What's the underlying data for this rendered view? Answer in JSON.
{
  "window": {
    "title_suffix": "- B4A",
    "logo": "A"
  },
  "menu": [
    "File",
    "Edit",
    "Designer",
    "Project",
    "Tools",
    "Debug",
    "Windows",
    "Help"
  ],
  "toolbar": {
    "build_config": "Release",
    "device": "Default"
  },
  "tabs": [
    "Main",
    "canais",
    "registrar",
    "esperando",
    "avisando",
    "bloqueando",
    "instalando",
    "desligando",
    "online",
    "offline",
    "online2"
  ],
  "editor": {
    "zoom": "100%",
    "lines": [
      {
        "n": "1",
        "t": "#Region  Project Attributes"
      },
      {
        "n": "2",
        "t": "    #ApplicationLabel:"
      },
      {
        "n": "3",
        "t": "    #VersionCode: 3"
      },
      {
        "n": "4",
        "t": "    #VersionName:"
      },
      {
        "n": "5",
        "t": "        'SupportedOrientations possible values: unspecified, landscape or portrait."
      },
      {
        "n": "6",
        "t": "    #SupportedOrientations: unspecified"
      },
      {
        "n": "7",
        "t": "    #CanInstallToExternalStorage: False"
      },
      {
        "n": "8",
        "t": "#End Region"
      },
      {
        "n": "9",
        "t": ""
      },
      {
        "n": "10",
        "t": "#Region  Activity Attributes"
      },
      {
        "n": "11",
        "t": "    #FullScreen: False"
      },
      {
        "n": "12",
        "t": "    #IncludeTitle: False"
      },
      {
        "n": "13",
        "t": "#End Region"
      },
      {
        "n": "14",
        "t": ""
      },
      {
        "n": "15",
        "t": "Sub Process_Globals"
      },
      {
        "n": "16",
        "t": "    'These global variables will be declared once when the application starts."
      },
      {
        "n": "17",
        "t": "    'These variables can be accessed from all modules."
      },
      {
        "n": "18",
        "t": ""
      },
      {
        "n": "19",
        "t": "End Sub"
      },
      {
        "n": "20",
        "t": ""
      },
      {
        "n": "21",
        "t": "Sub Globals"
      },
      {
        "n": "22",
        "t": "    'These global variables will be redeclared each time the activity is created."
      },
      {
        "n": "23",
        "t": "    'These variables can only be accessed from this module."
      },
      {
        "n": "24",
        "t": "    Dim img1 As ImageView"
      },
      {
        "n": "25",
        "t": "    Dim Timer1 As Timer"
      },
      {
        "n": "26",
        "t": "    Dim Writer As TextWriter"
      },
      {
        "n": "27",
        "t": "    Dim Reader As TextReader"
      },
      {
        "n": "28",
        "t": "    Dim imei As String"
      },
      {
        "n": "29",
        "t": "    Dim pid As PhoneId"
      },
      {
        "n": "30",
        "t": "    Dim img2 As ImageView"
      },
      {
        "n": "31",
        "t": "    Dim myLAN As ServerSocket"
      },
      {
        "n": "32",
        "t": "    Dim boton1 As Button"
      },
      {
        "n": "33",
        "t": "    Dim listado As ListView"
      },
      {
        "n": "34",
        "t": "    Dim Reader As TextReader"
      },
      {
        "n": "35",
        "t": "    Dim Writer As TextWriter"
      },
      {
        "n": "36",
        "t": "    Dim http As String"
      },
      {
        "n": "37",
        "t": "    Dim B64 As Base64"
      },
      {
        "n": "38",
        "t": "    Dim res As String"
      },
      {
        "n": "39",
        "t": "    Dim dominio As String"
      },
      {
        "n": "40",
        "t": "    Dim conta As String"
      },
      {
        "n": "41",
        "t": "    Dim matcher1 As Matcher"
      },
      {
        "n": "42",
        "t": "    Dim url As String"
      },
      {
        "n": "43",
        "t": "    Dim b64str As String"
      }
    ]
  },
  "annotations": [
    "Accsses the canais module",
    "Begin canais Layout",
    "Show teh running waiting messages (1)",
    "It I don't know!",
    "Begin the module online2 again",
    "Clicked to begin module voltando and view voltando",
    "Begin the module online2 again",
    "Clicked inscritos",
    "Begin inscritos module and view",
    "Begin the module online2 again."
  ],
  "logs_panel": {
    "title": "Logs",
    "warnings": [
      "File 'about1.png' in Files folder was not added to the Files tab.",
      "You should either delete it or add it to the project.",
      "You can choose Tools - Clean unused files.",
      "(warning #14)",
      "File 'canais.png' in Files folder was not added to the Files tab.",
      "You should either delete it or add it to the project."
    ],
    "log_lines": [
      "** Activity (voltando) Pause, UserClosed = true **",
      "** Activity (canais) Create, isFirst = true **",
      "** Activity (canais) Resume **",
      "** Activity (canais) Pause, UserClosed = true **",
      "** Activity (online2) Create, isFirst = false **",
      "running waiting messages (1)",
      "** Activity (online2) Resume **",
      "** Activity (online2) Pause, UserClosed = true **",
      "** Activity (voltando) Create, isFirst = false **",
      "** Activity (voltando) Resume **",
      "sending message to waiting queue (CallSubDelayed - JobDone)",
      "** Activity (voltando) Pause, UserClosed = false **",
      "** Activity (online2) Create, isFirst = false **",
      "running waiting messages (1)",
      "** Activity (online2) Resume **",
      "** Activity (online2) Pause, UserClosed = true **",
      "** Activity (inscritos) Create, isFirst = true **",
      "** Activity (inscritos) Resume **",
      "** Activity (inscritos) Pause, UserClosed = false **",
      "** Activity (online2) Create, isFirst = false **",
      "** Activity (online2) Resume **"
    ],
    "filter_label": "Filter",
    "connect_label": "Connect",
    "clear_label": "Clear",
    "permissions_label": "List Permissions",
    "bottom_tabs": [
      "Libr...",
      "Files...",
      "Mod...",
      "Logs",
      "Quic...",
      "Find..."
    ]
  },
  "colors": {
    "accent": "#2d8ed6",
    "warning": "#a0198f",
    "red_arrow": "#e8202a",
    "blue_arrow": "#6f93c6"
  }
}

■ ■ ■ ■

__Task__
Quote the material exactly, leaving nothing out.

__Exercise answer__
What's the underlying data for this rendered view? Answer in JSON.
{
  "window": {
    "title_suffix": "- B4A",
    "logo": "A"
  },
  "menu": [
    "File",
    "Edit",
    "Designer",
    "Project",
    "Tools",
    "Debug",
    "Windows",
    "Help"
  ],
  "toolbar": {
    "build_config": "Release",
    "device": "Default"
  },
  "tabs": [
    "Main",
    "canais",
    "registrar",
    "esperando",
    "avisando",
    "bloqueando",
    "instalando",
    "desligando",
    "online",
    "offline",
    "online2"
  ],
  "editor": {
    "zoom": "100%",
    "lines": [
      {
        "n": "1",
        "t": "#Region  Project Attributes"
      },
      {
        "n": "2",
        "t": "    #ApplicationLabel:"
      },
      {
        "n": "3",
        "t": "    #VersionCode: 3"
      },
      {
        "n": "4",
        "t": "    #VersionName:"
      },
      {
        "n": "5",
        "t": "        'SupportedOrientations possible values: unspecified, landscape or portrait."
      },
      {
        "n": "6",
        "t": "    #SupportedOrientations: unspecified"
      },
      {
        "n": "7",
        "t": "    #CanInstallToExternalStorage: False"
      },
      {
        "n": "8",
        "t": "#End Region"
      },
      {
        "n": "9",
        "t": ""
      },
      {
        "n": "10",
        "t": "#Region  Activity Attributes"
      },
      {
        "n": "11",
        "t": "    #FullScreen: False"
      },
      {
        "n": "12",
        "t": "    #IncludeTitle: False"
      },
      {
        "n": "13",
        "t": "#End Region"
      },
      {
        "n": "14",
        "t": ""
      },
      {
        "n": "15",
        "t": "Sub Process_Globals"
      },
      {
        "n": "16",
        "t": "    'These global variables will be declared once when the application starts."
      },
      {
        "n": "17",
        "t": "    'These variables can be accessed from all modules."
      },
      {
        "n": "18",
        "t": ""
      },
      {
        "n": "19",
        "t": "End Sub"
      },
      {
        "n": "20",
        "t": ""
      },
      {
        "n": "21",
        "t": "Sub Globals"
      },
      {
        "n": "22",
        "t": "    'These global variables will be redeclared each time the activity is created."
      },
      {
        "n": "23",
        "t": "    'These variables can only be accessed from this module."
      },
      {
        "n": "24",
        "t": "    Dim img1 As ImageView"
      },
      {
        "n": "25",
        "t": "    Dim Timer1 As Timer"
      },
      {
        "n": "26",
        "t": "    Dim Writer As TextWriter"
      },
      {
        "n": "27",
        "t": "    Dim Reader As TextReader"
      },
      {
        "n": "28",
        "t": "    Dim imei As String"
      },
      {
        "n": "29",
        "t": "    Dim pid As PhoneId"
      },
      {
        "n": "30",
        "t": "    Dim img2 As ImageView"
      },
      {
        "n": "31",
        "t": "    Dim myLAN As ServerSocket"
      },
      {
        "n": "32",
        "t": "    Dim boton1 As Button"
      },
      {
        "n": "33",
        "t": "    Dim listado As ListView"
      },
      {
        "n": "34",
        "t": "    Dim Reader As TextReader"
      },
      {
        "n": "35",
        "t": "    Dim Writer As TextWriter"
      },
      {
        "n": "36",
        "t": "    Dim http As String"
      },
      {
        "n": "37",
        "t": "    Dim B64 As Base64"
      },
      {
        "n": "38",
        "t": "    Dim res As String"
      },
      {
        "n": "39",
        "t": "    Dim dominio As String"
      },
      {
        "n": "40",
        "t": "    Dim conta As String"
      },
      {
        "n": "41",
        "t": "    Dim matcher1 As Matcher"
      },
      {
        "n": "42",
        "t": "    Dim url As String"
      },
      {
        "n": "43",
        "t": "    Dim b64str As String"
      }
    ]
  },
  "annotations": [
    "Accsses the canais module",
    "Begin canais Layout",
    "Show teh running waiting messages (1)",
    "It I don't know!",
    "Begin the module online2 again",
    "Clicked to begin module voltando and view voltando",
    "Begin the module online2 again",
    "Clicked inscritos",
    "Begin inscritos module and view",
    "Begin the module online2 again."
  ],
  "logs_panel": {
    "title": "Logs",
    "warnings": [
      "File 'about1.png' in Files folder was not added to the Files tab.",
      "You should either delete it or add it to the project.",
      "You can choose Tools - Clean unused files.",
      "(warning #14)",
      "File 'canais.png' in Files folder was not added to the Files tab.",
      "You should either delete it or add it to the project."
    ],
    "log_lines": [
      "** Activity (voltando) Pause, UserClosed = true **",
      "** Activity (canais) Create, isFirst = true **",
      "** Activity (canais) Resume **",
      "** Activity (canais) Pause, UserClosed = true **",
      "** Activity (online2) Create, isFirst = false **",
      "running waiting messages (1)",
      "** Activity (online2) Resume **",
      "** Activity (online2) Pause, UserClosed = true **",
      "** Activity (voltando) Create, isFirst = false **",
      "** Activity (voltando) Resume **",
      "sending message to waiting queue (CallSubDelayed - JobDone)",
      "** Activity (voltando) Pause, UserClosed = false **",
      "** Activity (online2) Create, isFirst = false **",
      "running waiting messages (1)",
      "** Activity (online2) Resume **",
      "** Activity (online2) Pause, UserClosed = true **",
      "** Activity (inscritos) Create, isFirst = true **",
      "** Activity (inscritos) Resume **",
      "** Activity (inscritos) Pause, UserClosed = false **",
      "** Activity (online2) Create, isFirst = false **",
      "** Activity (online2) Resume **"
    ],
    "filter_label": "Filter",
    "connect_label": "Connect",
    "clear_label": "Clear",
    "permissions_label": "List Permissions",
    "bottom_tabs": [
      "Libr...",
      "Files...",
      "Mod...",
      "Logs",
      "Quic...",
      "Find..."
    ]
  },
  "colors": {
    "accent": "#2d8ed6",
    "warning": "#a0198f",
    "red_arrow": "#e8202a",
    "blue_arrow": "#6f93c6"
  }
}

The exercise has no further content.